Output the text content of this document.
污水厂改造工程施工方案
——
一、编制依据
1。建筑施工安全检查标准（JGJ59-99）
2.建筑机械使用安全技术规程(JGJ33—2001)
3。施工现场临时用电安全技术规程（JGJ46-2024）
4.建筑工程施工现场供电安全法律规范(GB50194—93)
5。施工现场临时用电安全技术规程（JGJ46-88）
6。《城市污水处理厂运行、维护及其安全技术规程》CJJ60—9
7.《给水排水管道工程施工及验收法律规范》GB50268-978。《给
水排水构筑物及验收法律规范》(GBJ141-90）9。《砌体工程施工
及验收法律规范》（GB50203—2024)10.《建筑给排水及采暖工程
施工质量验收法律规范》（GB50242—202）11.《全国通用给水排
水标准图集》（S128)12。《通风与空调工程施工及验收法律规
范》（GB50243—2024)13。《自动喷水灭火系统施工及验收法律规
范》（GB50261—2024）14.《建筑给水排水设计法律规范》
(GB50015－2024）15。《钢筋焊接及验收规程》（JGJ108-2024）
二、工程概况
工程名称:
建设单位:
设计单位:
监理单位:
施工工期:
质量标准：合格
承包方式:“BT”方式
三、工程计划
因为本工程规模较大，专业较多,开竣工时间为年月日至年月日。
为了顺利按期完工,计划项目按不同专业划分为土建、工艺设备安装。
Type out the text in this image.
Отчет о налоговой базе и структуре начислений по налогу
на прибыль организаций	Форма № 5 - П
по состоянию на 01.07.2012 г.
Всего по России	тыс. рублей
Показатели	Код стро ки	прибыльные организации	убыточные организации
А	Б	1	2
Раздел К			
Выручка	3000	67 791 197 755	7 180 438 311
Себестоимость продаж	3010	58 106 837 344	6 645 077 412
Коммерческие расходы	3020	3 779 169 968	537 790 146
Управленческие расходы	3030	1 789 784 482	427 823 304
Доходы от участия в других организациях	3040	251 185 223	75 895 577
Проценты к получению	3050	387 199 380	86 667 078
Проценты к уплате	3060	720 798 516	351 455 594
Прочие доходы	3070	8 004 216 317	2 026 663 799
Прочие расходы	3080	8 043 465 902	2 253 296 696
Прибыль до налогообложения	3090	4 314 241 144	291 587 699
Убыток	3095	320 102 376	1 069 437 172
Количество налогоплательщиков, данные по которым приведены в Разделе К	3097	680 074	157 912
= = =
▶ _DIRECTIONS_
Using the listing, copy every line where the word "Прочие" shows up.

▶ _COMPLETE OUTPUT_
Прочие доходы	3070	8 004 216 317	2 026 663 799
Прочие расходы	3080	8 043 465 902	2 253 296 696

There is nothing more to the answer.